▸ Figure record extracts

• • • •

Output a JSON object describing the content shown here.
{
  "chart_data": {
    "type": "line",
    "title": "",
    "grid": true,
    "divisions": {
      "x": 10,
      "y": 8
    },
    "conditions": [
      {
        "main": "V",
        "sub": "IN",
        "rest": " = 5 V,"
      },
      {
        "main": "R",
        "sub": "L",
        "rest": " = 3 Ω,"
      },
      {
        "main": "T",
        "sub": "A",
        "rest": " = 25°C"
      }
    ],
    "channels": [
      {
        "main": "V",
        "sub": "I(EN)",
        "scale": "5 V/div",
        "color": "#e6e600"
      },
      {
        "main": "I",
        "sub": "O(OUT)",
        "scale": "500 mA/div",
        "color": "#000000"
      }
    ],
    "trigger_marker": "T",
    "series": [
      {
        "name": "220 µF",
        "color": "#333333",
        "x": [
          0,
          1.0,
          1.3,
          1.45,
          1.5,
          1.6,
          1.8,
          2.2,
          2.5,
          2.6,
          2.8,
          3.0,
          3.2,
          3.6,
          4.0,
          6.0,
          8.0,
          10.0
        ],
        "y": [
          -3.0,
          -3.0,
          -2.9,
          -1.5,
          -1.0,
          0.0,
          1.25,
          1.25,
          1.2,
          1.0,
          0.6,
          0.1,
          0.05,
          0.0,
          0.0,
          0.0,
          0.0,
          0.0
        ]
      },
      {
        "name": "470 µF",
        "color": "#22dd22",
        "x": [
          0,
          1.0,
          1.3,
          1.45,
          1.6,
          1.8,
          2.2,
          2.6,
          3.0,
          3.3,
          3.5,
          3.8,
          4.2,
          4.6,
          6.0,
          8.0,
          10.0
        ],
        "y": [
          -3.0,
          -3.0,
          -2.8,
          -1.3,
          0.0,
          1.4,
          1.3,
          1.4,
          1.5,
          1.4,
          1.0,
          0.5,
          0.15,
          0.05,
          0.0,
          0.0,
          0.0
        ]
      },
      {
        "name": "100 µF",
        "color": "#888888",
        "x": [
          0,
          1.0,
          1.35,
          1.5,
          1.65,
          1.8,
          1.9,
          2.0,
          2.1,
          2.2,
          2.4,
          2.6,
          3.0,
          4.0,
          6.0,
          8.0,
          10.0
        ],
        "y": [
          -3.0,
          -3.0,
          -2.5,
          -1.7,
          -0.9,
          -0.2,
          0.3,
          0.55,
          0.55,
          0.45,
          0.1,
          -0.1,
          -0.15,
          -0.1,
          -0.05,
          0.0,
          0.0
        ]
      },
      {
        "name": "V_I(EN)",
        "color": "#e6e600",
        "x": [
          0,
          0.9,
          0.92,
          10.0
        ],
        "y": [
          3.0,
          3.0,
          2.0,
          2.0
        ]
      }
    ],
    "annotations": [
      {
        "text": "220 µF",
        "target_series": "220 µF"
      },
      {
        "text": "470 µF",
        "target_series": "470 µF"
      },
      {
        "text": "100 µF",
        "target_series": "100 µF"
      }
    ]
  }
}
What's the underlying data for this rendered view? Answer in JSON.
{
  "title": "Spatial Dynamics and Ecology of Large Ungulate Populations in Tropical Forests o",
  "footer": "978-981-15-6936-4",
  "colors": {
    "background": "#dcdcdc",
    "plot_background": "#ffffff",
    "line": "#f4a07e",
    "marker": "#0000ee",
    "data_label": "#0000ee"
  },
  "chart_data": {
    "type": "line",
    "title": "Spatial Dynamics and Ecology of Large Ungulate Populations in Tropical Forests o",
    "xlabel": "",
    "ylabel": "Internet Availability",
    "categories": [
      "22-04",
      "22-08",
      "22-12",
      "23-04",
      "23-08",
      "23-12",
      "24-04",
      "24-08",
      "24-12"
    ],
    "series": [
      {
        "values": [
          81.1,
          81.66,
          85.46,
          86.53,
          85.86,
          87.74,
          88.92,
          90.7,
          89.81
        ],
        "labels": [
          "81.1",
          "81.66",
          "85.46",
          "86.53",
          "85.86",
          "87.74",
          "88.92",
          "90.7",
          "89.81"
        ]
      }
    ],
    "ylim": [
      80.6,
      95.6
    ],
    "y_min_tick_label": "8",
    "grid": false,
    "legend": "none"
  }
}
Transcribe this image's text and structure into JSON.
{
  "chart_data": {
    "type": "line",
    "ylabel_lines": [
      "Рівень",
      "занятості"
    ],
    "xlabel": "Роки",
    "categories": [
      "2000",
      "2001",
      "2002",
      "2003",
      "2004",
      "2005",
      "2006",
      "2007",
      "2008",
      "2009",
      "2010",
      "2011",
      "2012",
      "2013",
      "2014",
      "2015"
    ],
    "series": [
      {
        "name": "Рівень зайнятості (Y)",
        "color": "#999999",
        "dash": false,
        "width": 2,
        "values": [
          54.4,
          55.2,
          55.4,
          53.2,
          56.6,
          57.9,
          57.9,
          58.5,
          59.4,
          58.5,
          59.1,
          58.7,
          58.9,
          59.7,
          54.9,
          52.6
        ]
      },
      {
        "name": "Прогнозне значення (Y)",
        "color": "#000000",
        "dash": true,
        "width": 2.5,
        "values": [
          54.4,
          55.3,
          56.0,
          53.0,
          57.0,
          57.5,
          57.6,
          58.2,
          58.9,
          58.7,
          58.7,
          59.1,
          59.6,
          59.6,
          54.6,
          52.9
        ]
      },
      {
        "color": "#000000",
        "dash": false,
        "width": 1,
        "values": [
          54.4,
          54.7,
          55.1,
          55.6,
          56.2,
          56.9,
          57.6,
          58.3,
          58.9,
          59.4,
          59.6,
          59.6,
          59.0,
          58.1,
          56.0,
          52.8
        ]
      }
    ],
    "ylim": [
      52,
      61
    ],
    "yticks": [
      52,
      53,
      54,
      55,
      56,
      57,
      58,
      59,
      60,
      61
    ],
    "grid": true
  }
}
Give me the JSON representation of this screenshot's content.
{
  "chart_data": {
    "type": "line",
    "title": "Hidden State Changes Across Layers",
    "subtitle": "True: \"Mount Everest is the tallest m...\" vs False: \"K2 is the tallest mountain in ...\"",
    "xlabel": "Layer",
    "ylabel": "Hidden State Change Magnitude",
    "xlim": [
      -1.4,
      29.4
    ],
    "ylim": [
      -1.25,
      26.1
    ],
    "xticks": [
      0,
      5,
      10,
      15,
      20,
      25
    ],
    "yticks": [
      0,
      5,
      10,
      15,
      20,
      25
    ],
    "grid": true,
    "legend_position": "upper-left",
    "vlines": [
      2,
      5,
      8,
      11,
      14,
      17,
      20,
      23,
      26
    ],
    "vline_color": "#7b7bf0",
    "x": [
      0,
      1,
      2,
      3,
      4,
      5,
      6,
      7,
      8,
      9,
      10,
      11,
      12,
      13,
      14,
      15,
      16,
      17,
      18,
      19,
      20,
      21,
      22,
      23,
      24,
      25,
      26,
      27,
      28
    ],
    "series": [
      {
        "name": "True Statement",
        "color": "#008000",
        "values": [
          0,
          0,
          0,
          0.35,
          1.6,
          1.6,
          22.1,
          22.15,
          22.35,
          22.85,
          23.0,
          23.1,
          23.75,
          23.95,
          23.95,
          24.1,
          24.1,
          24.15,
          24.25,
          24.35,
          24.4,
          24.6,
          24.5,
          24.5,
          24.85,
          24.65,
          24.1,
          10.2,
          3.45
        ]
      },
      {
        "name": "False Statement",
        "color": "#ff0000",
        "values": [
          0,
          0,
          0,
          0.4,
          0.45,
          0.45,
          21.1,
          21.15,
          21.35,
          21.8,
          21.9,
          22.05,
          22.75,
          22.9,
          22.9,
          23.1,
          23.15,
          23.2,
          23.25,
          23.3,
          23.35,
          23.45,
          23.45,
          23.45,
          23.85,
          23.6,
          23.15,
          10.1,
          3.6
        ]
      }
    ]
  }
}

• • • •

From the listing above, reproduce all the lines exactly.

▸ Task output
Output a JSON object describing the content shown here.
{
  "chart_data": {
    "type": "line",
    "title": "",
    "grid": true,
    "divisions": {
      "x": 10,
      "y": 8
    },
    "conditions": [
      {
        "main": "V",
        "sub": "IN",
        "rest": " = 5 V,"
      },
      {
        "main": "R",
        "sub": "L",
        "rest": " = 3 Ω,"
      },
      {
        "main": "T",
        "sub": "A",
        "rest": " = 25°C"
      }
    ],
    "channels": [
      {
        "main": "V",
        "sub": "I(EN)",
        "scale": "5 V/div",
        "color": "#e6e600"
      },
      {
        "main": "I",
        "sub": "O(OUT)",
        "scale": "500 mA/div",
        "color": "#000000"
      }
    ],
    "trigger_marker": "T",
    "series": [
      {
        "name": "220 µF",
        "color": "#333333",
        "x": [
          0,
          1.0,
          1.3,
          1.45,
          1.5,
          1.6,
          1.8,
          2.2,
          2.5,
          2.6,
          2.8,
          3.0,
          3.2,
          3.6,
          4.0,
          6.0,
          8.0,
          10.0
        ],
        "y": [
          -3.0,
          -3.0,
          -2.9,
          -1.5,
          -1.0,
          0.0,
          1.25,
          1.25,
          1.2,
          1.0,
          0.6,
          0.1,
          0.05,
          0.0,
          0.0,
          0.0,
          0.0,
          0.0
        ]
      },
      {
        "name": "470 µF",
        "color": "#22dd22",
        "x": [
          0,
          1.0,
          1.3,
          1.45,
          1.6,
          1.8,
          2.2,
          2.6,
          3.0,
          3.3,
          3.5,
          3.8,
          4.2,
          4.6,
          6.0,
          8.0,
          10.0
        ],
        "y": [
          -3.0,
          -3.0,
          -2.8,
          -1.3,
          0.0,
          1.4,
          1.3,
          1.4,
          1.5,
          1.4,
          1.0,
          0.5,
          0.15,
          0.05,
          0.0,
          0.0,
          0.0
        ]
      },
      {
        "name": "100 µF",
        "color": "#888888",
        "x": [
          0,
          1.0,
          1.35,
          1.5,
          1.65,
          1.8,
          1.9,
          2.0,
          2.1,
          2.2,
          2.4,
          2.6,
          3.0,
          4.0,
          6.0,
          8.0,
          10.0
        ],
        "y": [
          -3.0,
          -3.0,
          -2.5,
          -1.7,
          -0.9,
          -0.2,
          0.3,
          0.55,
          0.55,
          0.45,
          0.1,
          -0.1,
          -0.15,
          -0.1,
          -0.05,
          0.0,
          0.0
        ]
      },
      {
        "name": "V_I(EN)",
        "color": "#e6e600",
        "x": [
          0,
          0.9,
          0.92,
          10.0
        ],
        "y": [
          3.0,
          3.0,
          2.0,
          2.0
        ]
      }
    ],
    "annotations": [
      {
        "text": "220 µF",
        "target_series": "220 µF"
      },
      {
        "text": "470 µF",
        "target_series": "470 µF"
      },
      {
        "text": "100 µF",
        "target_series": "100 µF"
      }
    ]
  }
}
What's the underlying data for this rendered view? Answer in JSON.
{
  "title": "Spatial Dynamics and Ecology of Large Ungulate Populations in Tropical Forests o",
  "footer": "978-981-15-6936-4",
  "colors": {
    "background": "#dcdcdc",
    "plot_background": "#ffffff",
    "line": "#f4a07e",
    "marker": "#0000ee",
    "data_label": "#0000ee"
  },
  "chart_data": {
    "type": "line",
    "title": "Spatial Dynamics and Ecology of Large Ungulate Populations in Tropical Forests o",
    "xlabel": "",
    "ylabel": "Internet Availability",
    "categories": [
      "22-04",
      "22-08",
      "22-12",
      "23-04",
      "23-08",
      "23-12",
      "24-04",
      "24-08",
      "24-12"
    ],
    "series": [
      {
        "values": [
          81.1,
          81.66,
          85.46,
          86.53,
          85.86,
          87.74,
          88.92,
          90.7,
          89.81
        ],
        "labels": [
          "81.1",
          "81.66",
          "85.46",
          "86.53",
          "85.86",
          "87.74",
          "88.92",
          "90.7",
          "89.81"
        ]
      }
    ],
    "ylim": [
      80.6,
      95.6
    ],
    "y_min_tick_label": "8",
    "grid": false,
    "legend": "none"
  }
}
Transcribe this image's text and structure into JSON.
{
  "chart_data": {
    "type": "line",
    "ylabel_lines": [
      "Рівень",
      "занятості"
    ],
    "xlabel": "Роки",
    "categories": [
      "2000",
      "2001",
      "2002",
      "2003",
      "2004",
      "2005",
      "2006",
      "2007",
      "2008",
      "2009",
      "2010",
      "2011",
      "2012",
      "2013",
      "2014",
      "2015"
    ],
    "series": [
      {
        "name": "Рівень зайнятості (Y)",
        "color": "#999999",
        "dash": false,
        "width": 2,
        "values": [
          54.4,
          55.2,
          55.4,
          53.2,
          56.6,
          57.9,
          57.9,
          58.5,
          59.4,
          58.5,
          59.1,
          58.7,
          58.9,
          59.7,
          54.9,
          52.6
        ]
      },
      {
        "name": "Прогнозне значення (Y)",
        "color": "#000000",
        "dash": true,
        "width": 2.5,
        "values": [
          54.4,
          55.3,
          56.0,
          53.0,
          57.0,
          57.5,
          57.6,
          58.2,
          58.9,
          58.7,
          58.7,
          59.1,
          59.6,
          59.6,
          54.6,
          52.9
        ]
      },
      {
        "color": "#000000",
        "dash": false,
        "width": 1,
        "values": [
          54.4,
          54.7,
          55.1,
          55.6,
          56.2,
          56.9,
          57.6,
          58.3,
          58.9,
          59.4,
          59.6,
          59.6,
          59.0,
          58.1,
          56.0,
          52.8
        ]
      }
    ],
    "ylim": [
      52,
      61
    ],
    "yticks": [
      52,
      53,
      54,
      55,
      56,
      57,
      58,
      59,
      60,
      61
    ],
    "grid": true
  }
}
Give me the JSON representation of this screenshot's content.
{
  "chart_data": {
    "type": "line",
    "title": "Hidden State Changes Across Layers",
    "subtitle": "True: \"Mount Everest is the tallest m...\" vs False: \"K2 is the tallest mountain in ...\"",
    "xlabel": "Layer",
    "ylabel": "Hidden State Change Magnitude",
    "xlim": [
      -1.4,
      29.4
    ],
    "ylim": [
      -1.25,
      26.1
    ],
    "xticks": [
      0,
      5,
      10,
      15,
      20,
      25
    ],
    "yticks": [
      0,
      5,
      10,
      15,
      20,
      25
    ],
    "grid": true,
    "legend_position": "upper-left",
    "vlines": [
      2,
      5,
      8,
      11,
      14,
      17,
      20,
      23,
      26
    ],
    "vline_color": "#7b7bf0",
    "x": [
      0,
      1,
      2,
      3,
      4,
      5,
      6,
      7,
      8,
      9,
      10,
      11,
      12,
      13,
      14,
      15,
      16,
      17,
      18,
      19,
      20,
      21,
      22,
      23,
      24,
      25,
      26,
      27,
      28
    ],
    "series": [
      {
        "name": "True Statement",
        "color": "#008000",
        "values": [
          0,
          0,
          0,
          0.35,
          1.6,
          1.6,
          22.1,
          22.15,
          22.35,
          22.85,
          23.0,
          23.1,
          23.75,
          23.95,
          23.95,
          24.1,
          24.1,
          24.15,
          24.25,
          24.35,
          24.4,
          24.6,
          24.5,
          24.5,
          24.85,
          24.65,
          24.1,
          10.2,
          3.45
        ]
      },
      {
        "name": "False Statement",
        "color": "#ff0000",
        "values": [
          0,
          0,
          0,
          0.4,
          0.45,
          0.45,
          21.1,
          21.15,
          21.35,
          21.8,
          21.9,
          22.05,
          22.75,
          22.9,
          22.9,
          23.1,
          23.15,
          23.2,
          23.25,
          23.3,
          23.35,
          23.45,
          23.45,
          23.45,
          23.85,
          23.6,
          23.15,
          10.1,
          3.6
        ]
      }
    ]
  }
}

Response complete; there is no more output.